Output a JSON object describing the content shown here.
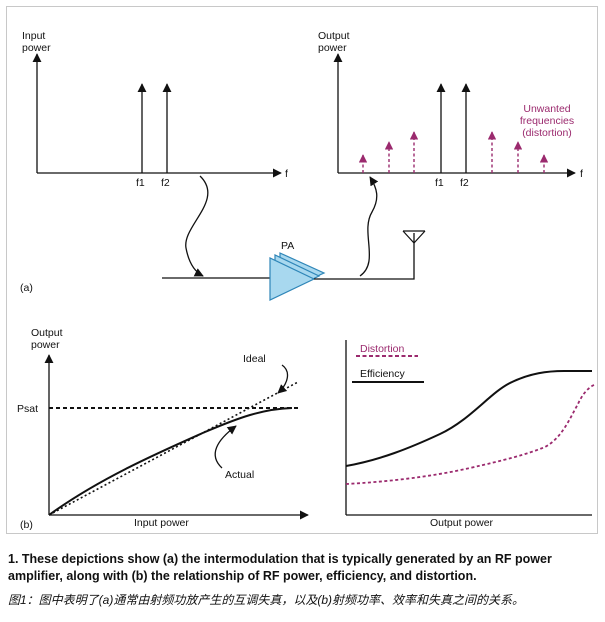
{
  "figure": {
    "panel_a": {
      "label": "(a)",
      "input_axis_label_line1": "Input",
      "input_axis_label_line2": "power",
      "output_axis_label_line1": "Output",
      "output_axis_label_line2": "power",
      "f_axis": "f",
      "f1": "f1",
      "f2": "f2",
      "unwanted_line1": "Unwanted",
      "unwanted_line2": "frequencies",
      "unwanted_line3": "(distortion)",
      "amplifier_label": "PA"
    },
    "panel_b": {
      "label": "(b)",
      "y_label_line1": "Output",
      "y_label_line2": "power",
      "psat": "Psat",
      "ideal": "Ideal",
      "actual": "Actual",
      "x_left": "Input power",
      "x_right": "Output power",
      "legend_distortion": "Distortion",
      "legend_efficiency": "Efficiency"
    },
    "colors": {
      "distortion": "#9b2a6e",
      "amplifier_fill": "#a8d8ef",
      "amplifier_stroke": "#2f86b8"
    }
  },
  "caption": {
    "english": "1. These depictions show (a) the intermodulation that is typically generated by an RF power amplifier, along with (b) the relationship of RF power, efficiency, and distortion.",
    "chinese": "图1：图中表明了(a)通常由射频功放产生的互调失真，以及(b)射频功率、效率和失真之间的关系。"
  }
}
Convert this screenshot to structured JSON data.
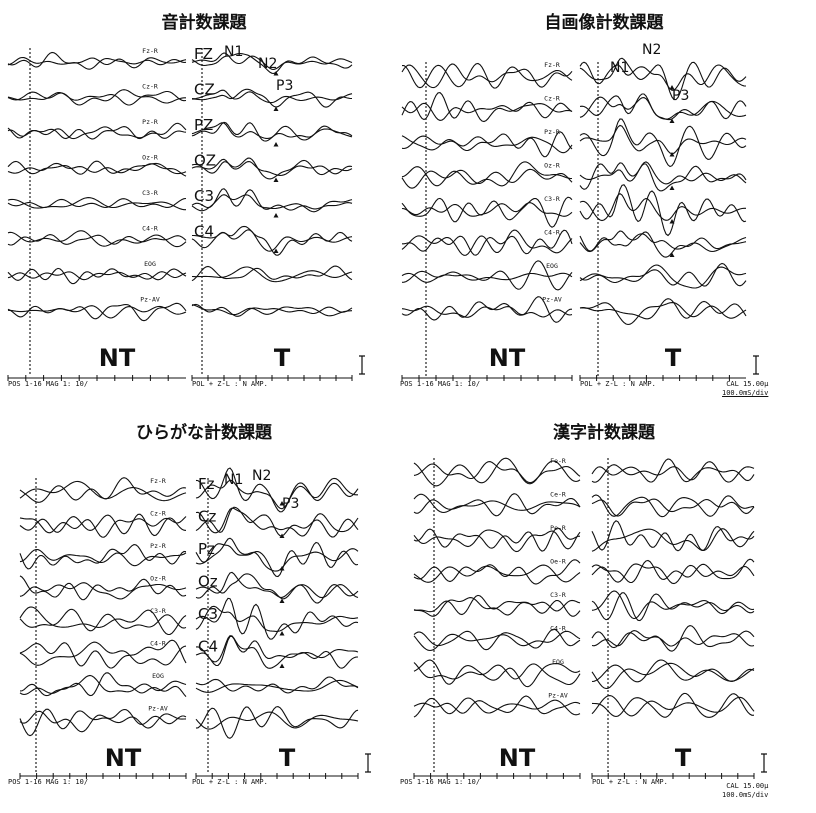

To do ->
Pictures are to be left out; repeat all the remaining data exactly.

Solution to this task ->
Output a JSON object describing the content shown here.
{
  "figure": {
    "panel_a": {
      "label": "(a)",
      "input_axis_label_line1": "Input",
      "input_axis_label_line2": "power",
      "output_axis_label_line1": "Output",
      "output_axis_label_line2": "power",
      "f_axis": "f",
      "f1": "f1",
      "f2": "f2",
      "unwanted_line1": "Unwanted",
      "unwanted_line2": "frequencies",
      "unwanted_line3": "(distortion)",
      "amplifier_label": "PA"
    },
    "panel_b": {
      "label": "(b)",
      "y_label_line1": "Output",
      "y_label_line2": "power",
      "psat": "Psat",
      "ideal": "Ideal",
      "actual": "Actual",
      "x_left": "Input power",
      "x_right": "Output power",
      "legend_distortion": "Distortion",
      "legend_efficiency": "Efficiency"
    },
    "colors": {
      "distortion": "#9b2a6e",
      "amplifier_fill": "#a8d8ef",
      "amplifier_stroke": "#2f86b8"
    }
  },
  "caption": {
    "english": "1. These depictions show (a) the intermodulation that is typically generated by an RF power amplifier, along with (b) the relationship of RF power, efficiency, and distortion.",
    "chinese": "图1：图中表明了(a)通常由射频功放产生的互调失真，以及(b)射频功率、效率和失真之间的关系。"
  }
}
Convert this screenshot to structured JSON data.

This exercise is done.